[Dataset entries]
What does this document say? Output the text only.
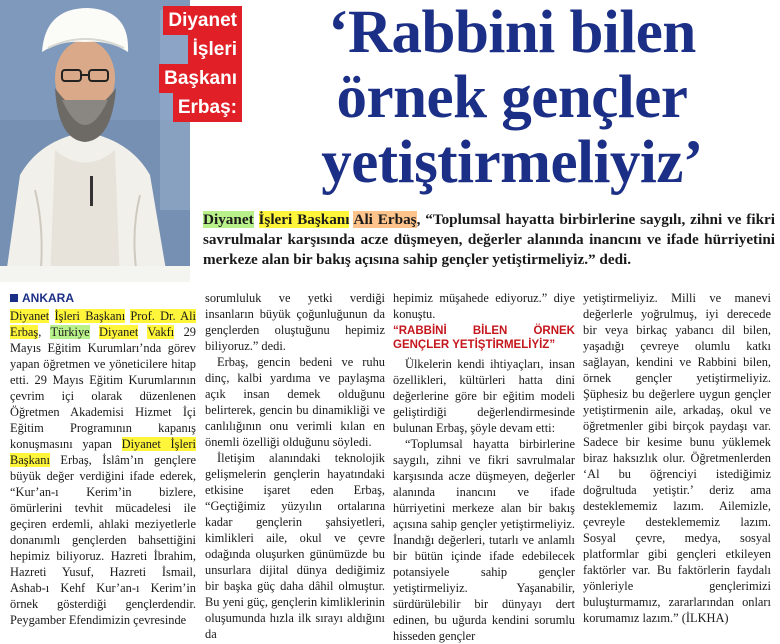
Diyanet
İşleri
Başkanı
Erbaş:
‘Rabbini bilen
örnek gençler
yetiştirmeliyiz’
Diyanet İşleri Başkanı Ali Erbaş, “Toplumsal hayatta birbirlerine saygılı, zihni ve fikri savrulmalar karşısında acze düşmeyen, değerler alanında inancını ve ifade hürriyetini merkeze alan bir bakış açısına sahip gençler yetiştirmeliyiz.” dedi.
ANKARA

Diyanet İşleri Başkanı Prof. Dr. Ali Erbaş, Türkiye Diyanet Vakfı 29 Mayıs Eğitim Kurumları’nda görev yapan öğretmen ve yöneticilere hitap etti. 29 Mayıs Eğitim Kurumlarının çevrim içi olarak düzenlenen Öğretmen Akademisi Hizmet İçi Eğitim Programının kapanış konuşmasını yapan Diyanet İşleri Başkanı Erbaş, İslâm’ın gençlere büyük değer verdiğini ifade ederek, “Kur’an-ı Kerim’in bizlere, ömürlerini tevhit mücadelesi ile geçiren erdemli, ahlaki meziyetlerle donanımlı gençlerden bahsettiğini hepimiz biliyoruz. Hazreti İbrahim, Hazreti Yusuf, Hazreti İsmail, Ashab-ı Kehf Kur’an-ı Kerim’in örnek gösterdiği gençlerdendir. Peygamber Efendimizin çevresinde

sorumluluk ve yetki verdiği insanların büyük çoğunluğunun da gençlerden oluştuğunu hepimiz biliyoruz.” dedi.

Erbaş, gencin bedeni ve ruhu dinç, kalbi yardıma ve paylaşma açık insan demek olduğunu belirterek, gencin bu dinamikliği ve canlılığının onu verimli kılan en önemli özelliği olduğunu söyledi.

İletişim alanındaki teknolojik gelişmelerin gençlerin hayatındaki etkisine işaret eden Erbaş, “Geçtiğimiz yüzyılın ortalarına kadar gençlerin şahsiyetleri, kimlikleri aile, okul ve çevre odağında oluşurken günümüzde bu unsurlara dijital dünya dediğimiz bir başka güç daha dâhil olmuştur. Bu yeni güç, gençlerin kimliklerinin oluşumunda hızla ilk sırayı aldığını da

hepimiz müşahede ediyoruz.” diye konuştu.

“RABBİNİ BİLEN ÖRNEK GENÇLER YETİŞTİRMELİYİZ”

Ülkelerin kendi ihtiyaçları, insan özellikleri, kültürleri hatta dini değerlerine göre bir eğitim modeli geliştirdiği değerlendirmesinde bulunan Erbaş, şöyle devam etti:

“Toplumsal hayatta birbirlerine saygılı, zihni ve fikri savrulmalar karşısında acze düşmeyen, değerler alanında inancını ve ifade hürriyetini merkeze alan bir bakış açısına sahip gençler yetiştirmeliyiz. İnandığı değerleri, tutarlı ve anlamlı bir bütün içinde ifade edebilecek potansiyele sahip gençler yetiştirmeliyiz. Yaşanabilir, sürdürülebilir bir dünyayı dert edinen, bu uğurda kendini sorumlu hisseden gençler

yetiştirmeliyiz. Milli ve manevi değerlerle yoğrulmuş, iyi derecede bir veya birkaç yabancı dil bilen, yaşadığı çevreye olumlu katkı sağlayan, kendini ve Rabbini bilen, örnek gençler yetiştirmeliyiz. Şüphesiz bu değerlere uygun gençler yetiştirmenin aile, arkadaş, okul ve öğretmenler gibi birçok paydaşı var. Sadece bir kesime bunu yüklemek biraz haksızlık olur. Öğretmenlerden ‘Al bu öğrenciyi istediğimiz doğrultuda yetiştir.’ deriz ama desteklememiz lazım. Ailemizle, çevreyle desteklememiz lazım. Sosyal çevre, medya, sosyal platformlar gibi gençleri etkileyen faktörler var. Bu faktörlerin faydalı yönleriyle gençlerimizi buluşturmamız, zararlarından onları korumamız lazım.” (İLKHA)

## REQUIRED TASK
Reproduce every line exactly and omit all pictures.

## COMPLETED TASK
What does this document say? Output the text only.
Diyanet
İşleri
Başkanı
Erbaş:
‘Rabbini bilen
örnek gençler
yetiştirmeliyiz’
Diyanet İşleri Başkanı Ali Erbaş, “Toplumsal hayatta birbirlerine saygılı, zihni ve fikri savrulmalar karşısında acze düşmeyen, değerler alanında inancını ve ifade hürriyetini merkeze alan bir bakış açısına sahip gençler yetiştirmeliyiz.” dedi.
ANKARA

Diyanet İşleri Başkanı Prof. Dr. Ali Erbaş, Türkiye Diyanet Vakfı 29 Mayıs Eğitim Kurumları’nda görev yapan öğretmen ve yöneticilere hitap etti. 29 Mayıs Eğitim Kurumlarının çevrim içi olarak düzenlenen Öğretmen Akademisi Hizmet İçi Eğitim Programının kapanış konuşmasını yapan Diyanet İşleri Başkanı Erbaş, İslâm’ın gençlere büyük değer verdiğini ifade ederek, “Kur’an-ı Kerim’in bizlere, ömürlerini tevhit mücadelesi ile geçiren erdemli, ahlaki meziyetlerle donanımlı gençlerden bahsettiğini hepimiz biliyoruz. Hazreti İbrahim, Hazreti Yusuf, Hazreti İsmail, Ashab-ı Kehf Kur’an-ı Kerim’in örnek gösterdiği gençlerdendir. Peygamber Efendimizin çevresinde

sorumluluk ve yetki verdiği insanların büyük çoğunluğunun da gençlerden oluştuğunu hepimiz biliyoruz.” dedi.

Erbaş, gencin bedeni ve ruhu dinç, kalbi yardıma ve paylaşma açık insan demek olduğunu belirterek, gencin bu dinamikliği ve canlılığının onu verimli kılan en önemli özelliği olduğunu söyledi.

İletişim alanındaki teknolojik gelişmelerin gençlerin hayatındaki etkisine işaret eden Erbaş, “Geçtiğimiz yüzyılın ortalarına kadar gençlerin şahsiyetleri, kimlikleri aile, okul ve çevre odağında oluşurken günümüzde bu unsurlara dijital dünya dediğimiz bir başka güç daha dâhil olmuştur. Bu yeni güç, gençlerin kimliklerinin oluşumunda hızla ilk sırayı aldığını da

hepimiz müşahede ediyoruz.” diye konuştu.

“RABBİNİ BİLEN ÖRNEK GENÇLER YETİŞTİRMELİYİZ”

Ülkelerin kendi ihtiyaçları, insan özellikleri, kültürleri hatta dini değerlerine göre bir eğitim modeli geliştirdiği değerlendirmesinde bulunan Erbaş, şöyle devam etti:

“Toplumsal hayatta birbirlerine saygılı, zihni ve fikri savrulmalar karşısında acze düşmeyen, değerler alanında inancını ve ifade hürriyetini merkeze alan bir bakış açısına sahip gençler yetiştirmeliyiz. İnandığı değerleri, tutarlı ve anlamlı bir bütün içinde ifade edebilecek potansiyele sahip gençler yetiştirmeliyiz. Yaşanabilir, sürdürülebilir bir dünyayı dert edinen, bu uğurda kendini sorumlu hisseden gençler

yetiştirmeliyiz. Milli ve manevi değerlerle yoğrulmuş, iyi derecede bir veya birkaç yabancı dil bilen, yaşadığı çevreye olumlu katkı sağlayan, kendini ve Rabbini bilen, örnek gençler yetiştirmeliyiz. Şüphesiz bu değerlere uygun gençler yetiştirmenin aile, arkadaş, okul ve öğretmenler gibi birçok paydaşı var. Sadece bir kesime bunu yüklemek biraz haksızlık olur. Öğretmenlerden ‘Al bu öğrenciyi istediğimiz doğrultuda yetiştir.’ deriz ama desteklememiz lazım. Ailemizle, çevreyle desteklememiz lazım. Sosyal çevre, medya, sosyal platformlar gibi gençleri etkileyen faktörler var. Bu faktörlerin faydalı yönleriyle gençlerimizi buluşturmamız, zararlarından onları korumamız lazım.” (İLKHA)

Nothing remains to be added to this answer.